# Written task
Every entry below must be repeated exactly; skip the pictures.

[Stored items]
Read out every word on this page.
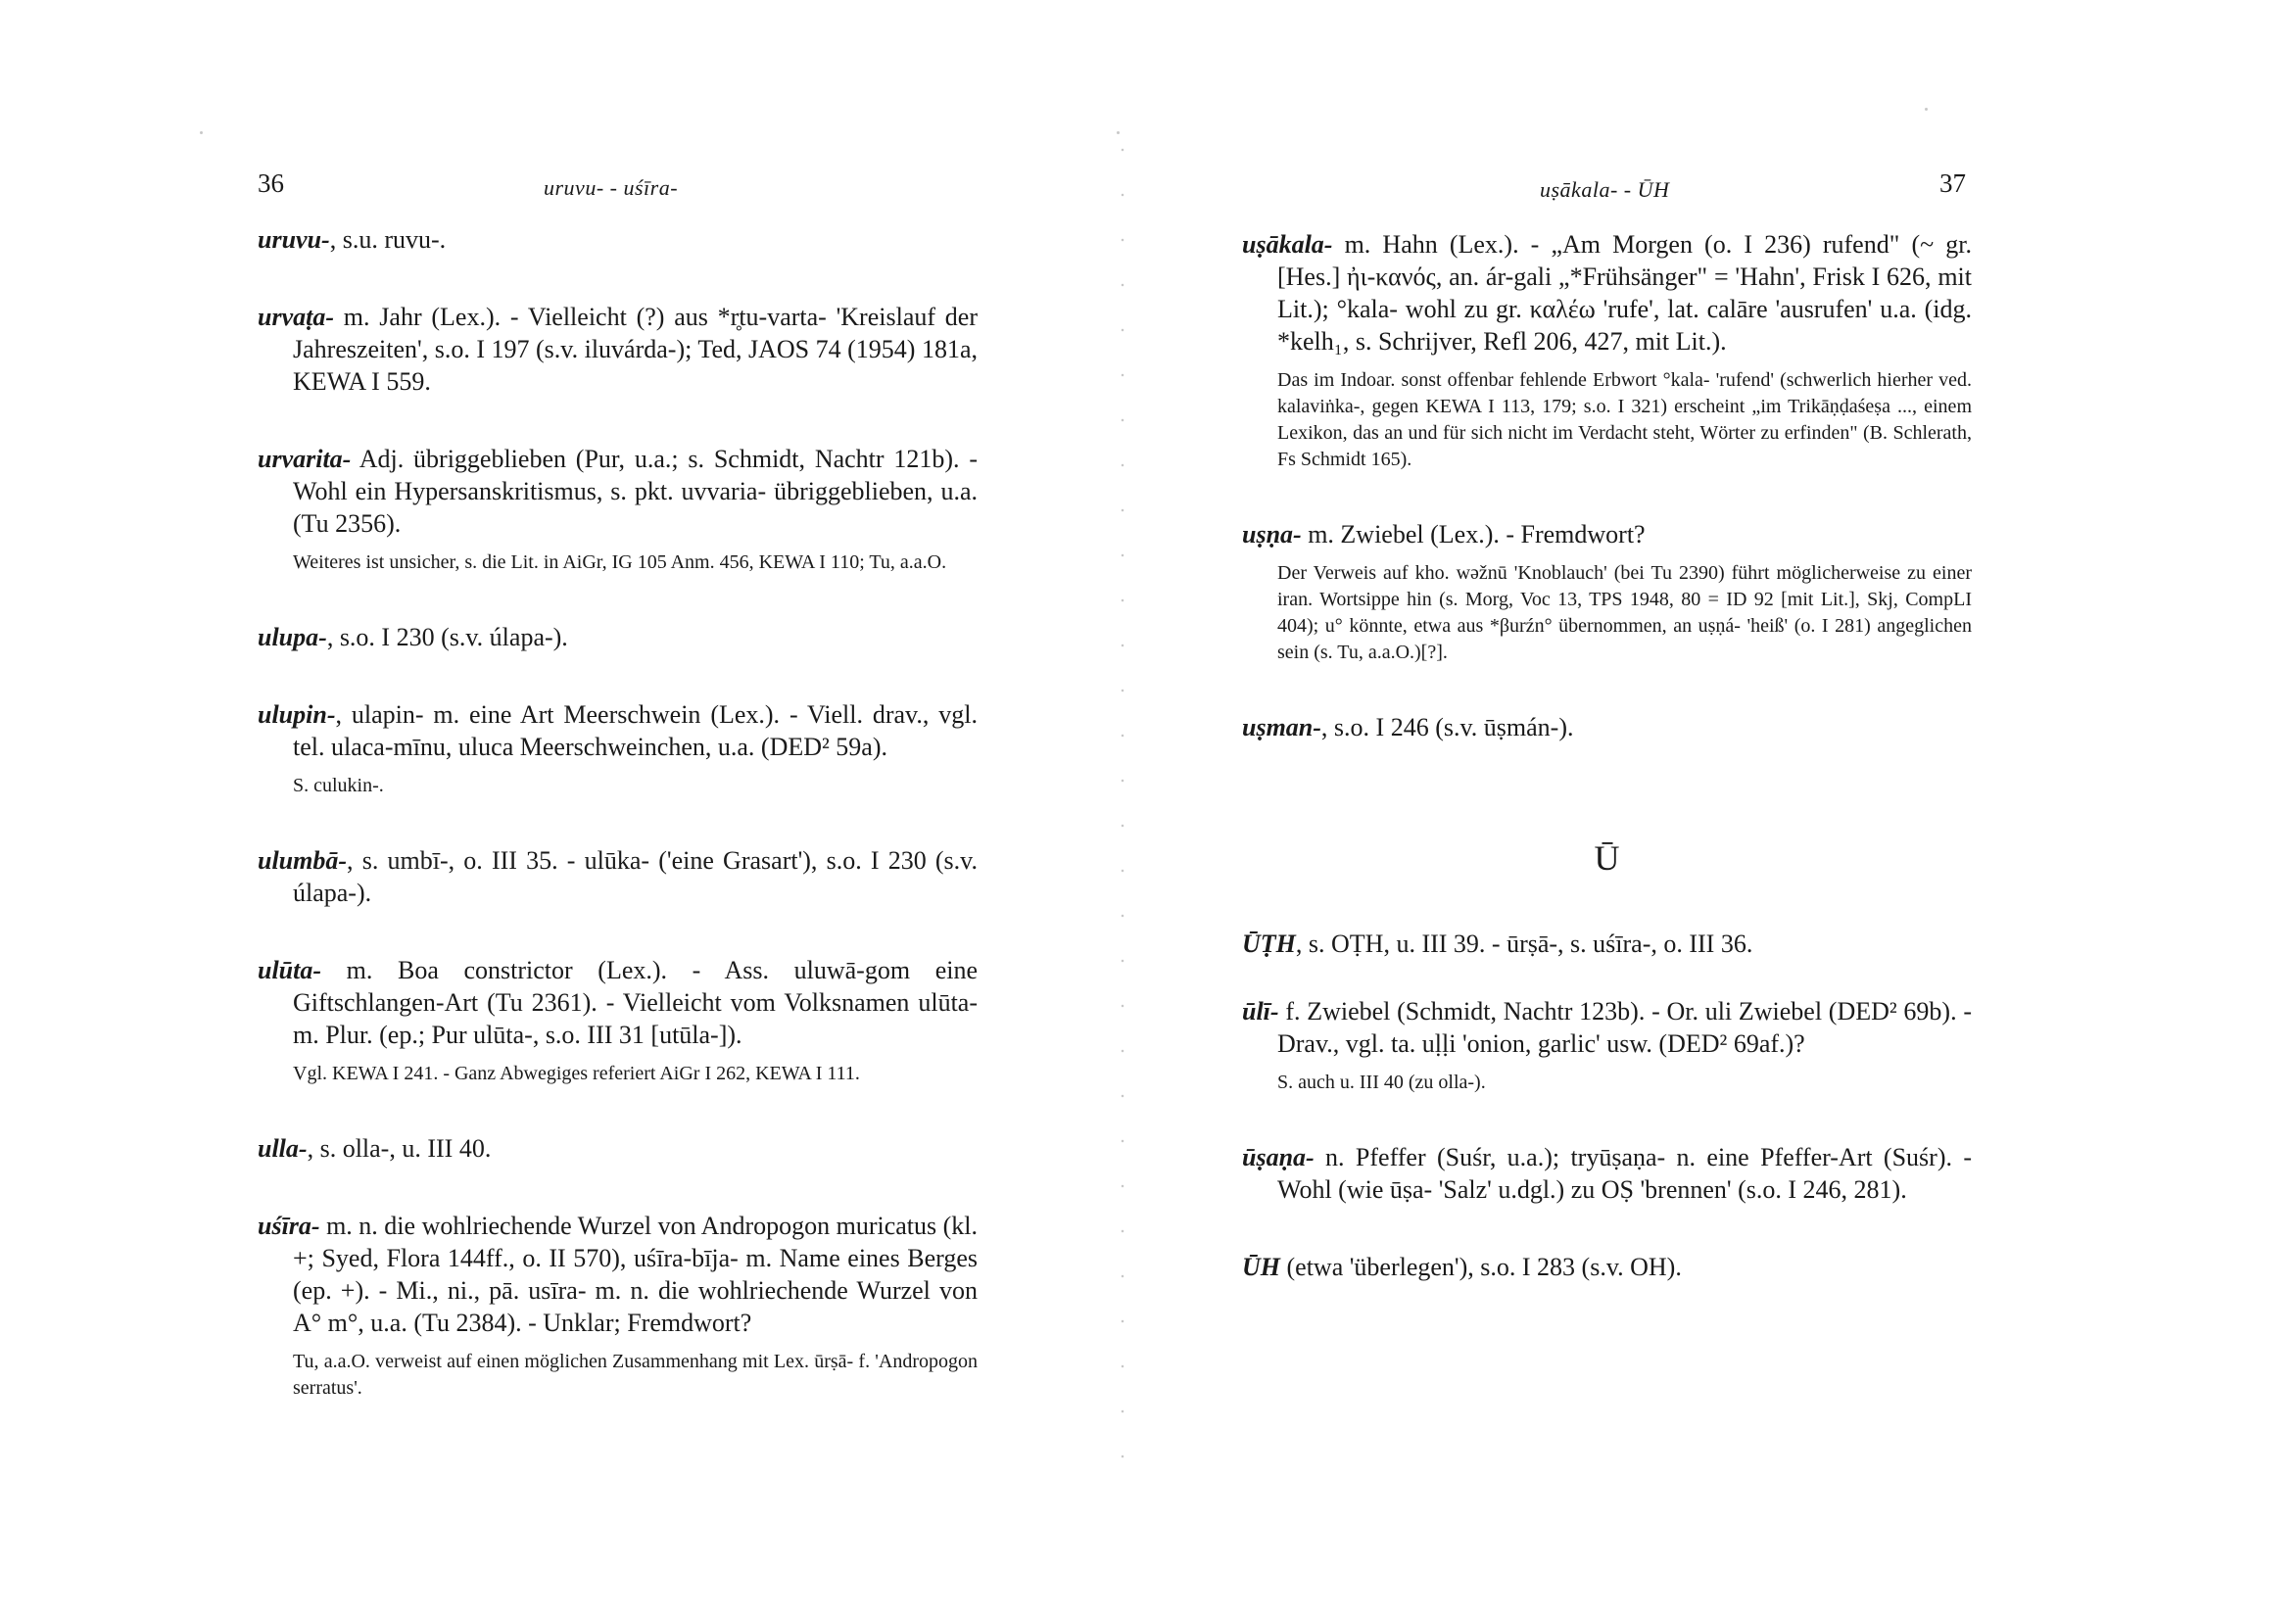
36	uruvu- - uśīra-

uruvu-, s.u. ruvu-.

urvaṭa- m. Jahr (Lex.). - Vielleicht (?) aus *r̥tu-varta- 'Kreislauf der Jahreszeiten', s.o. I 197 (s.v. iluvárda-); Ted, JAOS 74 (1954) 181a, KEWA I 559.

urvarita- Adj. übriggeblieben (Pur, u.a.; s. Schmidt, Nachtr 121b). - Wohl ein Hypersanskritismus, s. pkt. uvvaria- übriggeblieben, u.a. (Tu 2356).

Weiteres ist unsicher, s. die Lit. in AiGr, IG 105 Anm. 456, KEWA I 110; Tu, a.a.O.

ulupa-, s.o. I 230 (s.v. úlapa-).

ulupin-, ulapin- m. eine Art Meerschwein (Lex.). - Viell. drav., vgl. tel. ulaca-mīnu, uluca Meerschweinchen, u.a. (DED² 59a).

S. culukin-.

ulumbā-, s. umbī-, o. III 35. - ulūka- ('eine Grasart'), s.o. I 230 (s.v. úlapa-).

ulūta- m. Boa constrictor (Lex.). - Ass. uluwā-gom eine Giftschlangen-Art (Tu 2361). - Vielleicht vom Volksnamen ulūta- m. Plur. (ep.; Pur ulūta-, s.o. III 31 [utūla-]).

Vgl. KEWA I 241. - Ganz Abwegiges referiert AiGr I 262, KEWA I 111.

ulla-, s. olla-, u. III 40.

uśīra- m. n. die wohlriechende Wurzel von Andropogon muricatus (kl. +; Syed, Flora 144ff., o. II 570), uśīra-bīja- m. Name eines Berges (ep. +). - Mi., ni., pā. usīra- m. n. die wohlriechende Wurzel von A° m°, u.a. (Tu 2384). - Unklar; Fremdwort?

Tu, a.a.O. verweist auf einen möglichen Zusammenhang mit Lex. ūrṣā- f. 'Andropogon serratus'.

uṣākala- - ŪH	37

uṣākala- m. Hahn (Lex.). - „Am Morgen (o. I 236) rufend" (~ gr. [Hes.] ἠι-κανός, an. ár-gali „*Frühsänger" = 'Hahn', Frisk I 626, mit Lit.); °kala- wohl zu gr. καλέω 'rufe', lat. calāre 'ausrufen' u.a. (idg. *kelh₁, s. Schrijver, Refl 206, 427, mit Lit.).

Das im Indoar. sonst offenbar fehlende Erbwort °kala- 'rufend' (schwerlich hierher ved. kalaviṅka-, gegen KEWA I 113, 179; s.o. I 321) erscheint „im Trikāṇḍaśeṣa ..., einem Lexikon, das an und für sich nicht im Verdacht steht, Wörter zu erfinden" (B. Schlerath, Fs Schmidt 165).

uṣṇa- m. Zwiebel (Lex.). - Fremdwort?

Der Verweis auf kho. wəžnū 'Knoblauch' (bei Tu 2390) führt möglicherweise zu einer iran. Wortsippe hin (s. Morg, Voc 13, TPS 1948, 80 = ID 92 [mit Lit.], Skj, CompLI 404); u° könnte, etwa aus *βurźn° übernommen, an uṣṇá- 'heiß' (o. I 281) angeglichen sein (s. Tu, a.a.O.)[?].

uṣman-, s.o. I 246 (s.v. ūṣmán-).

Ū

ŪṬH, s. OṬH, u. III 39. - ūrṣā-, s. uśīra-, o. III 36.

ūlī- f. Zwiebel (Schmidt, Nachtr 123b). - Or. uli Zwiebel (DED² 69b). - Drav., vgl. ta. uḷḷi 'onion, garlic' usw. (DED² 69af.)?

S. auch u. III 40 (zu olla-).

ūṣaṇa- n. Pfeffer (Suśr, u.a.); tryūṣaṇa- n. eine Pfeffer-Art (Suśr). - Wohl (wie ūṣa- 'Salz' u.dgl.) zu OṢ 'brennen' (s.o. I 246, 281).

ŪH (etwa 'überlegen'), s.o. I 283 (s.v. OH).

# Final result
Read out every word on this page.
36	uruvu- - uśīra-

uruvu-, s.u. ruvu-.

urvaṭa- m. Jahr (Lex.). - Vielleicht (?) aus *r̥tu-varta- 'Kreislauf der Jahreszeiten', s.o. I 197 (s.v. iluvárda-); Ted, JAOS 74 (1954) 181a, KEWA I 559.

urvarita- Adj. übriggeblieben (Pur, u.a.; s. Schmidt, Nachtr 121b). - Wohl ein Hypersanskritismus, s. pkt. uvvaria- übriggeblieben, u.a. (Tu 2356).

Weiteres ist unsicher, s. die Lit. in AiGr, IG 105 Anm. 456, KEWA I 110; Tu, a.a.O.

ulupa-, s.o. I 230 (s.v. úlapa-).

ulupin-, ulapin- m. eine Art Meerschwein (Lex.). - Viell. drav., vgl. tel. ulaca-mīnu, uluca Meerschweinchen, u.a. (DED² 59a).

S. culukin-.

ulumbā-, s. umbī-, o. III 35. - ulūka- ('eine Grasart'), s.o. I 230 (s.v. úlapa-).

ulūta- m. Boa constrictor (Lex.). - Ass. uluwā-gom eine Giftschlangen-Art (Tu 2361). - Vielleicht vom Volksnamen ulūta- m. Plur. (ep.; Pur ulūta-, s.o. III 31 [utūla-]).

Vgl. KEWA I 241. - Ganz Abwegiges referiert AiGr I 262, KEWA I 111.

ulla-, s. olla-, u. III 40.

uśīra- m. n. die wohlriechende Wurzel von Andropogon muricatus (kl. +; Syed, Flora 144ff., o. II 570), uśīra-bīja- m. Name eines Berges (ep. +). - Mi., ni., pā. usīra- m. n. die wohlriechende Wurzel von A° m°, u.a. (Tu 2384). - Unklar; Fremdwort?

Tu, a.a.O. verweist auf einen möglichen Zusammenhang mit Lex. ūrṣā- f. 'Andropogon serratus'.

uṣākala- - ŪH	37

uṣākala- m. Hahn (Lex.). - „Am Morgen (o. I 236) rufend" (~ gr. [Hes.] ἠι-κανός, an. ár-gali „*Frühsänger" = 'Hahn', Frisk I 626, mit Lit.); °kala- wohl zu gr. καλέω 'rufe', lat. calāre 'ausrufen' u.a. (idg. *kelh₁, s. Schrijver, Refl 206, 427, mit Lit.).

Das im Indoar. sonst offenbar fehlende Erbwort °kala- 'rufend' (schwerlich hierher ved. kalaviṅka-, gegen KEWA I 113, 179; s.o. I 321) erscheint „im Trikāṇḍaśeṣa ..., einem Lexikon, das an und für sich nicht im Verdacht steht, Wörter zu erfinden" (B. Schlerath, Fs Schmidt 165).

uṣṇa- m. Zwiebel (Lex.). - Fremdwort?

Der Verweis auf kho. wəžnū 'Knoblauch' (bei Tu 2390) führt möglicherweise zu einer iran. Wortsippe hin (s. Morg, Voc 13, TPS 1948, 80 = ID 92 [mit Lit.], Skj, CompLI 404); u° könnte, etwa aus *βurźn° übernommen, an uṣṇá- 'heiß' (o. I 281) angeglichen sein (s. Tu, a.a.O.)[?].

uṣman-, s.o. I 246 (s.v. ūṣmán-).

Ū

ŪṬH, s. OṬH, u. III 39. - ūrṣā-, s. uśīra-, o. III 36.

ūlī- f. Zwiebel (Schmidt, Nachtr 123b). - Or. uli Zwiebel (DED² 69b). - Drav., vgl. ta. uḷḷi 'onion, garlic' usw. (DED² 69af.)?

S. auch u. III 40 (zu olla-).

ūṣaṇa- n. Pfeffer (Suśr, u.a.); tryūṣaṇa- n. eine Pfeffer-Art (Suśr). - Wohl (wie ūṣa- 'Salz' u.dgl.) zu OṢ 'brennen' (s.o. I 246, 281).

ŪH (etwa 'überlegen'), s.o. I 283 (s.v. OH).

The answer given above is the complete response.